**WRITTEN TASK:** Copy out each line in the material below that has the word "Attributi".

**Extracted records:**
* * *

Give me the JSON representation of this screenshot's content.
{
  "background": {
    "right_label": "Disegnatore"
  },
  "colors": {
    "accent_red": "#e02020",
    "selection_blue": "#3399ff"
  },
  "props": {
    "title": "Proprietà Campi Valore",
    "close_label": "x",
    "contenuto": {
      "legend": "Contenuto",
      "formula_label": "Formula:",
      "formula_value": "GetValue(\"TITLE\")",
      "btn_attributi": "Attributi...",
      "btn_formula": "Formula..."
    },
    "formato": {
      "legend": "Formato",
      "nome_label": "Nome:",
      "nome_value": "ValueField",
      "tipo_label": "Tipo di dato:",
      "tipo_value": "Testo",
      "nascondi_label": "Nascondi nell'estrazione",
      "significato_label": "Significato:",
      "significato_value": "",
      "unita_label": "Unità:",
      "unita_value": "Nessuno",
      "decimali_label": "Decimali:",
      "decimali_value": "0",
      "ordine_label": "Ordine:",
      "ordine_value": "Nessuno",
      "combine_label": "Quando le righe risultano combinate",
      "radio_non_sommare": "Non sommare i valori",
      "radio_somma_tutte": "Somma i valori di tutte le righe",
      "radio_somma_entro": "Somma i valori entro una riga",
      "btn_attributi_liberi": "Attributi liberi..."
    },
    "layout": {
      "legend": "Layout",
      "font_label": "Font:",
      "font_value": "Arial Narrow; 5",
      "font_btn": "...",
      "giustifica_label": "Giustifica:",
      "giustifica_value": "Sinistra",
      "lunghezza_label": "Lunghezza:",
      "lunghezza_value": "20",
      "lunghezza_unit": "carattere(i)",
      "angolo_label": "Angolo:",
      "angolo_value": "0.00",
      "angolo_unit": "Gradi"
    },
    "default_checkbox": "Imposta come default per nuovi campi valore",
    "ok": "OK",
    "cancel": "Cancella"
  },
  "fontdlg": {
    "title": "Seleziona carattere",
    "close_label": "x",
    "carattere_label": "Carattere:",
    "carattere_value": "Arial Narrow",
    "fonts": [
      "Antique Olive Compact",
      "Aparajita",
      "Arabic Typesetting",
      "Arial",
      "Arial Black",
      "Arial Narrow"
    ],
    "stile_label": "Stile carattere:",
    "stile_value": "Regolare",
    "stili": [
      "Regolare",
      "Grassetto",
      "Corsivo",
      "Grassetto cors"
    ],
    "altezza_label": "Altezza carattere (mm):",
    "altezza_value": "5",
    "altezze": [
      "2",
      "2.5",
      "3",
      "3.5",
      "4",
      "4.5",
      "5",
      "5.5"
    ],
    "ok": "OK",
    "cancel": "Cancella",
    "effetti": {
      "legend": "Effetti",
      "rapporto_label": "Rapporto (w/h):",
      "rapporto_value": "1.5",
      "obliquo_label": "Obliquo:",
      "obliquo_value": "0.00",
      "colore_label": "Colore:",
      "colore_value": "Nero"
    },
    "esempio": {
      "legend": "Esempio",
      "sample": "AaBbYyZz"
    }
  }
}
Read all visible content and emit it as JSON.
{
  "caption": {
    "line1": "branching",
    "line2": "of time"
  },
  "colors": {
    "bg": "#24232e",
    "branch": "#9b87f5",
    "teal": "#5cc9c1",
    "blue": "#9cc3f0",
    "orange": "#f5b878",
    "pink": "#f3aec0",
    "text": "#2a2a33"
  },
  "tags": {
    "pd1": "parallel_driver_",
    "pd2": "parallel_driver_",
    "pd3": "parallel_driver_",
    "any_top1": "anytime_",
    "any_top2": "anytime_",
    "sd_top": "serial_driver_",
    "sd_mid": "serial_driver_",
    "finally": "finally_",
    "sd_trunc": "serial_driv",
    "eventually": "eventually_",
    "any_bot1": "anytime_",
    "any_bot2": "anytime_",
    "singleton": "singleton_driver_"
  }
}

* * *

**THE ANSWER:**
      "btn_attributi": "Attributi...",
      "btn_attributi_liberi": "Attributi liberi..."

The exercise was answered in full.